Exercise objective:
Check every line below for the word "vida" and copy each one that has it.

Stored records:
◆ ◆ ◆

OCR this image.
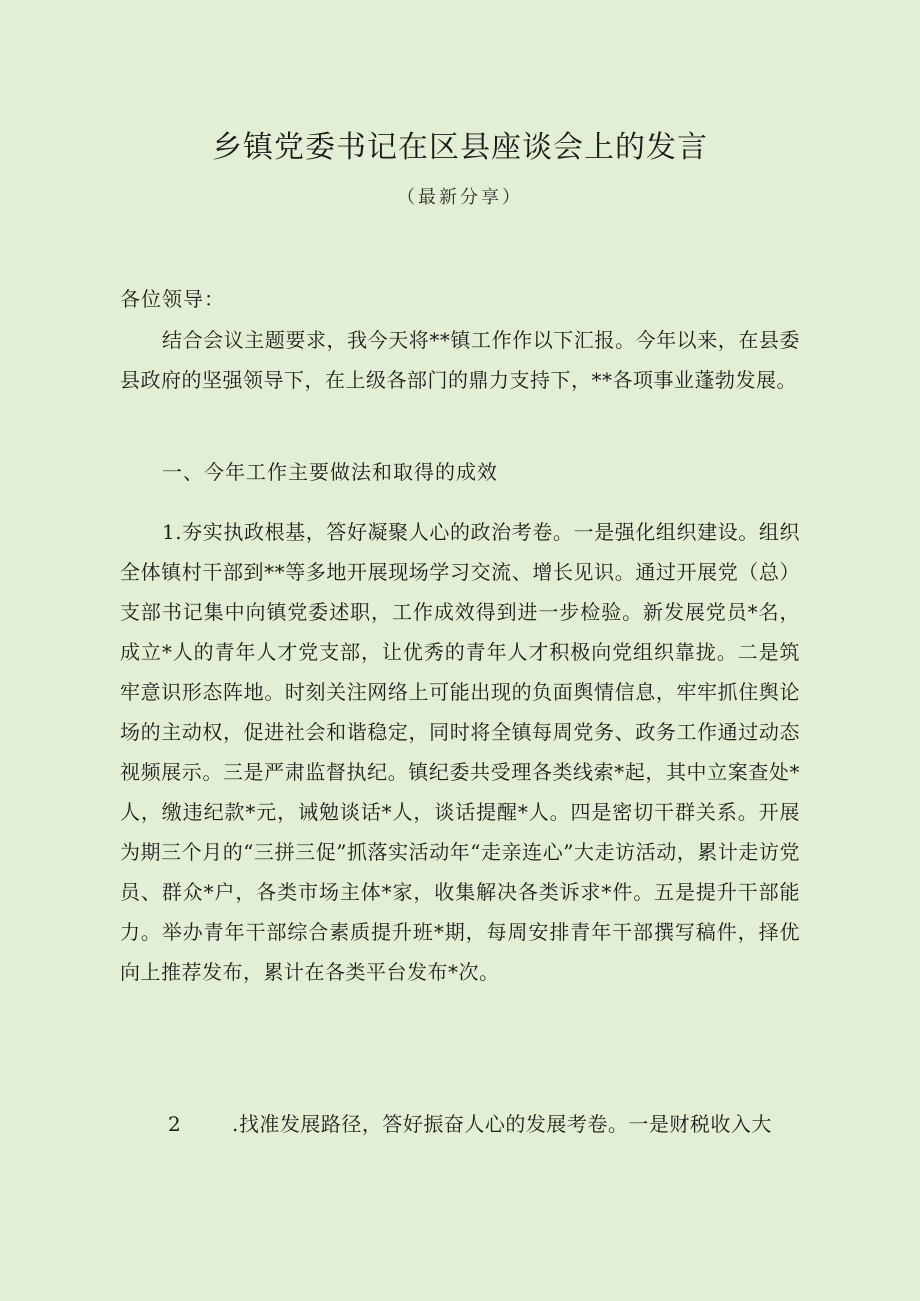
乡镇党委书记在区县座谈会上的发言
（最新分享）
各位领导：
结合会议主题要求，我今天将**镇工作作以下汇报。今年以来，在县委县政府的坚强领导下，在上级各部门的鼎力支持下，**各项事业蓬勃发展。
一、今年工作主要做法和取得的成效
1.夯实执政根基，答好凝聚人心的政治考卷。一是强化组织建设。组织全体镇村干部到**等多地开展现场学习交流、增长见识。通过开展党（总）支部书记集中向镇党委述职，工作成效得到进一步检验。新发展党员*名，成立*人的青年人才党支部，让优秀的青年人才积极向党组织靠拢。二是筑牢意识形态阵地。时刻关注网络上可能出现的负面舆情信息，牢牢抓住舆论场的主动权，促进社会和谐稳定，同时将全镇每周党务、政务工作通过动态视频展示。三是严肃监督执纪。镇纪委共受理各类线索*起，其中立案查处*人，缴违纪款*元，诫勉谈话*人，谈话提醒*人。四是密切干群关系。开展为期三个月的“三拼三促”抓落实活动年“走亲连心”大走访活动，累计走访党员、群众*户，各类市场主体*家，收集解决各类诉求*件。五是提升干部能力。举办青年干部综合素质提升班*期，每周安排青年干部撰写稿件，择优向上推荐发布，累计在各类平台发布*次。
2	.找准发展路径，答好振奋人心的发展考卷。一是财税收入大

◆ ◆ ◆

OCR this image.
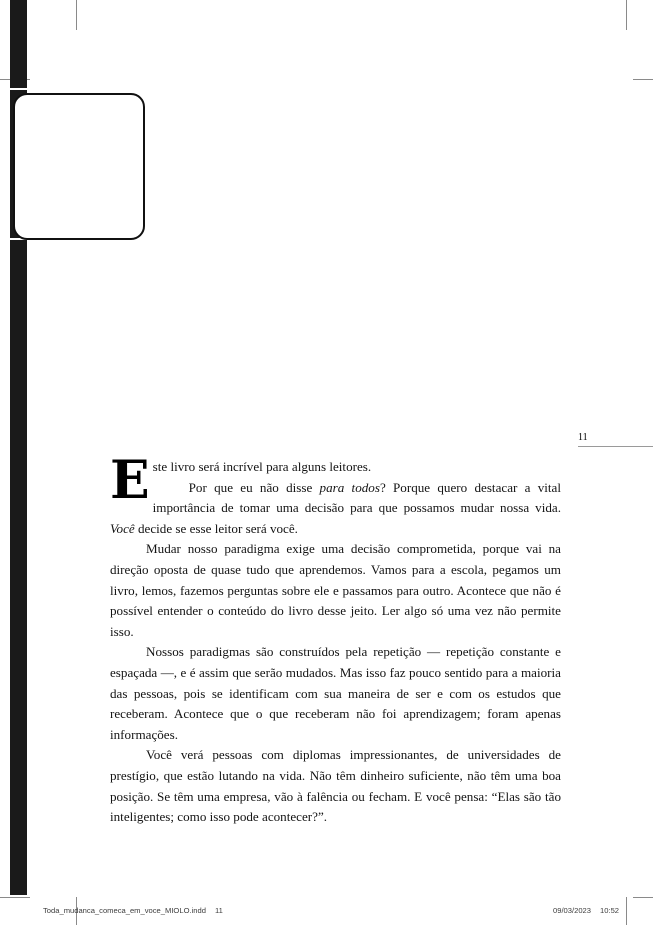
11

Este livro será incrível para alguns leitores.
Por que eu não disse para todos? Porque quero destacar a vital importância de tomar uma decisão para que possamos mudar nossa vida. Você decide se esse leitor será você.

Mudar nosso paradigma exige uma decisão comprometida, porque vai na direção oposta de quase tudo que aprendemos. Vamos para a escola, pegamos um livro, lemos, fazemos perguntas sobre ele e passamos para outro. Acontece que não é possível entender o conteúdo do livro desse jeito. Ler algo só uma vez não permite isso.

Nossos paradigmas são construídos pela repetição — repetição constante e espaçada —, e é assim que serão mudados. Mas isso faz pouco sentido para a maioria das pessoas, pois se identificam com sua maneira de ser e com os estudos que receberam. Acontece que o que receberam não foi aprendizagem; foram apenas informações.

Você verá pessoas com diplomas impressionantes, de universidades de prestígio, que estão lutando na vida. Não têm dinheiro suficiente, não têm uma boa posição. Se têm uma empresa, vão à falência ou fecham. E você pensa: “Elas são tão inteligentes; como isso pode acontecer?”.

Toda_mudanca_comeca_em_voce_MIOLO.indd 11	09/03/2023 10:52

◆ ◆ ◆

Complete response:
Por que eu não disse para todos? Porque quero destacar a vital importância de tomar uma decisão para que possamos mudar nossa vida. Você decide se esse leitor será você.
Você verá pessoas com diplomas impressionantes, de universidades de prestígio, que estão lutando na vida. Não têm dinheiro suficiente, não têm uma boa posição. Se têm uma empresa, vão à falência ou fecham. E você pensa: “Elas são tão inteligentes; como isso pode acontecer?”.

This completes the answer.